- SET TASK
In the listing below, how many lines contain the word "Суждения"? Please respond with the number only.

- TASK DATA
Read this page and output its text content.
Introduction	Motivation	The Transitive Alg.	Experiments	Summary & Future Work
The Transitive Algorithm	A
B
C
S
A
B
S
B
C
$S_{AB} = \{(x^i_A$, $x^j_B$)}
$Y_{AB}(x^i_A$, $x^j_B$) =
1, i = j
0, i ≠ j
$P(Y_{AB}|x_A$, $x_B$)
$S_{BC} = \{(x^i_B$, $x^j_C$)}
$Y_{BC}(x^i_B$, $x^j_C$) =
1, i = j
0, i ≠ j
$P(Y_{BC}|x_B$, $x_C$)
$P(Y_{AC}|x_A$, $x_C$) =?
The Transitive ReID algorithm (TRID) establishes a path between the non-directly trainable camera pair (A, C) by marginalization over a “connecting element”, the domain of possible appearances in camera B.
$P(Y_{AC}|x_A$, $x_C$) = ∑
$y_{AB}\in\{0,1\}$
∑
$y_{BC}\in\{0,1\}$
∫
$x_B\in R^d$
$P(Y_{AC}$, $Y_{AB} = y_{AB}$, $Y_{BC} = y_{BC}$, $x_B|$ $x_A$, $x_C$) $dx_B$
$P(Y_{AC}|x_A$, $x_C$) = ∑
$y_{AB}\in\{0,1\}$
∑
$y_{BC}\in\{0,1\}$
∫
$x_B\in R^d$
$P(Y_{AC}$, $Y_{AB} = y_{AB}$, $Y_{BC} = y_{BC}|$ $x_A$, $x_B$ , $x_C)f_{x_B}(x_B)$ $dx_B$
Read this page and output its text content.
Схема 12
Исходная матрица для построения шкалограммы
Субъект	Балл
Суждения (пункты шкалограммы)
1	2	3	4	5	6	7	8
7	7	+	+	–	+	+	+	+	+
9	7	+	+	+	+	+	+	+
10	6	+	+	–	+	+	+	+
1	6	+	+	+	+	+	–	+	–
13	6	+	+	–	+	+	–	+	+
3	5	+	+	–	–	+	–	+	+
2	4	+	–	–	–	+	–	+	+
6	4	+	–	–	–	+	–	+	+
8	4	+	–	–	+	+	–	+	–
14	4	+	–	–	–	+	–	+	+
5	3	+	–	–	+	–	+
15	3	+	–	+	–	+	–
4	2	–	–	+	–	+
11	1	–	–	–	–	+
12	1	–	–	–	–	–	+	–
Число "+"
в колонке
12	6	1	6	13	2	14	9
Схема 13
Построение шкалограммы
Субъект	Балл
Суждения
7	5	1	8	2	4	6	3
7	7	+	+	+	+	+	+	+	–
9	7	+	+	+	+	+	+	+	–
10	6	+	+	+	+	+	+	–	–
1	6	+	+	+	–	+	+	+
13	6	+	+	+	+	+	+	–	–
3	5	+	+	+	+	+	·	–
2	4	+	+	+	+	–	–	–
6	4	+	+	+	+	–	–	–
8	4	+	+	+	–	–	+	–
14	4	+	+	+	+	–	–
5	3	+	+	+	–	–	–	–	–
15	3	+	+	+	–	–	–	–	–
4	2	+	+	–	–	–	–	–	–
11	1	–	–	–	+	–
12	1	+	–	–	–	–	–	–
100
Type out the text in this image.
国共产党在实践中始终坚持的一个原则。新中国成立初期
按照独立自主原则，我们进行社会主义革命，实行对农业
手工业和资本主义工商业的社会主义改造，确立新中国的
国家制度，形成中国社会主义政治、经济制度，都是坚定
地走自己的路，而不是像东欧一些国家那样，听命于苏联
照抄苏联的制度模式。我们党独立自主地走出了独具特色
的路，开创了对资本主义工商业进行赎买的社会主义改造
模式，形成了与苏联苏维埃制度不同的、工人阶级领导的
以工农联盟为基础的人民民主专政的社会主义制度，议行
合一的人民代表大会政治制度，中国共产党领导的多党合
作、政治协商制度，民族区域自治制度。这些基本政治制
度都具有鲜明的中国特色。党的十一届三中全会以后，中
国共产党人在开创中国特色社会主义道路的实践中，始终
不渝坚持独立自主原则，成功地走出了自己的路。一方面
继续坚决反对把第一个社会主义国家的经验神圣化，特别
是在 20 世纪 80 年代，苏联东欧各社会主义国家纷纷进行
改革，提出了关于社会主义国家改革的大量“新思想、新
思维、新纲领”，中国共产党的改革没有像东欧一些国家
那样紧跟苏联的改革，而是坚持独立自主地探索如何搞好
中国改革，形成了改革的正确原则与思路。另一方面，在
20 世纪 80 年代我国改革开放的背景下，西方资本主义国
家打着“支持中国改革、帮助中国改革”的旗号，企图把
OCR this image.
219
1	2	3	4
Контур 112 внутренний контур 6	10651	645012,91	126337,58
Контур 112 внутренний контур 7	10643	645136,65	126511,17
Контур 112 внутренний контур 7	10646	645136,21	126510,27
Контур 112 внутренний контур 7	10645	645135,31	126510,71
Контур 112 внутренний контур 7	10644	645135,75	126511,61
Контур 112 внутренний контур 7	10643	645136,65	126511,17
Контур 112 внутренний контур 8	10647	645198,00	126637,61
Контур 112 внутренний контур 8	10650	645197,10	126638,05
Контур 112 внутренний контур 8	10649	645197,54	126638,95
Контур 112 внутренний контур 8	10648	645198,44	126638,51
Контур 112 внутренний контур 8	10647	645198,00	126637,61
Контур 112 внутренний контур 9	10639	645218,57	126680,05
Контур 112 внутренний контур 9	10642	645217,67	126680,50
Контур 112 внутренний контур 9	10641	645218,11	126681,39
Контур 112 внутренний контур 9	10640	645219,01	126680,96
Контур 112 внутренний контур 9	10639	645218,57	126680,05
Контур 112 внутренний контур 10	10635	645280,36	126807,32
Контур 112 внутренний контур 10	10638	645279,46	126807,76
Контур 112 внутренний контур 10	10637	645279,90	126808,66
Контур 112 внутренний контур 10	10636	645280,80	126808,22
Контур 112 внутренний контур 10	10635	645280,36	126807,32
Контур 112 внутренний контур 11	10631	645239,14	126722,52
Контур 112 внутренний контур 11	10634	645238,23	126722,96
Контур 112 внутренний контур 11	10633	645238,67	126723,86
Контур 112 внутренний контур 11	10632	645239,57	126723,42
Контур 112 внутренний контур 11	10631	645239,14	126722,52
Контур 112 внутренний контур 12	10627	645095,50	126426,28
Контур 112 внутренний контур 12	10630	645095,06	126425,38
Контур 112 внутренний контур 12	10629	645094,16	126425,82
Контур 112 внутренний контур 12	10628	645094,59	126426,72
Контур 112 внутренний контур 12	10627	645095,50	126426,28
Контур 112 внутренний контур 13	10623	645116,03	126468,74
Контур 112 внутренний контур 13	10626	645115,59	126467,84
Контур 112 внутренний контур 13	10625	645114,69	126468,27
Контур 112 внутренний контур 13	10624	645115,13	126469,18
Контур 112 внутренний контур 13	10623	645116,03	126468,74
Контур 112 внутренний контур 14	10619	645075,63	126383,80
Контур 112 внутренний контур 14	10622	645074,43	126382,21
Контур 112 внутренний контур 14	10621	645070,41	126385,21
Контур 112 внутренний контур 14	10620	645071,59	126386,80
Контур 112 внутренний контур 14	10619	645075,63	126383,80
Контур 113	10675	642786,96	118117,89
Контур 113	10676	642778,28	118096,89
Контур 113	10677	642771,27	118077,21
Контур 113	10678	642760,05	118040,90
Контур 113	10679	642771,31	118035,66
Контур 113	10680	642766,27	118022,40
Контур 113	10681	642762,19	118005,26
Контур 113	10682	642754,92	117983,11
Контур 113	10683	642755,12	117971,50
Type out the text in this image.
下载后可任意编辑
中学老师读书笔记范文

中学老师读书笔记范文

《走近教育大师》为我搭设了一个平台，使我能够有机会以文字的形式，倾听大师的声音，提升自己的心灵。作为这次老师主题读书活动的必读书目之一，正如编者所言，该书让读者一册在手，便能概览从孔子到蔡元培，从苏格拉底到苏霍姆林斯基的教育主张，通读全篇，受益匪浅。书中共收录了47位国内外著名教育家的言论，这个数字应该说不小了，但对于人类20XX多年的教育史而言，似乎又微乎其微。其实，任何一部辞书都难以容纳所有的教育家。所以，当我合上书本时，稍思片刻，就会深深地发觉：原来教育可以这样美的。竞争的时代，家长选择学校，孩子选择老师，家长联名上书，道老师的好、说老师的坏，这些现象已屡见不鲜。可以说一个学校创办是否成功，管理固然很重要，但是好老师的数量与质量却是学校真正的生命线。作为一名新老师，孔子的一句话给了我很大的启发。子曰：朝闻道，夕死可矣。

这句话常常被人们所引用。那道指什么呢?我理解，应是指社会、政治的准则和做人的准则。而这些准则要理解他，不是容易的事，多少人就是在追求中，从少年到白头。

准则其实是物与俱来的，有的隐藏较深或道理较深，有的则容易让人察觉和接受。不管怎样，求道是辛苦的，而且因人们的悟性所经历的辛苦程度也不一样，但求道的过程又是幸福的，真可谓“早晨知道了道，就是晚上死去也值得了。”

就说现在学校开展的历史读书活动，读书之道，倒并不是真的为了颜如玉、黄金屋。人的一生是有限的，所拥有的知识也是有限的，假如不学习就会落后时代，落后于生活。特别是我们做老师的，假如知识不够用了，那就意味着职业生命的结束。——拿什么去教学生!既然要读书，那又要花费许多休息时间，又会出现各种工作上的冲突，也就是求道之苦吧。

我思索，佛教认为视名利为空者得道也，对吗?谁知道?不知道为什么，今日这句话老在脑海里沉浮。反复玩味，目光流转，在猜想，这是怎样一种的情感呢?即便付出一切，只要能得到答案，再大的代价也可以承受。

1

- WRITTEN SOLUTION
2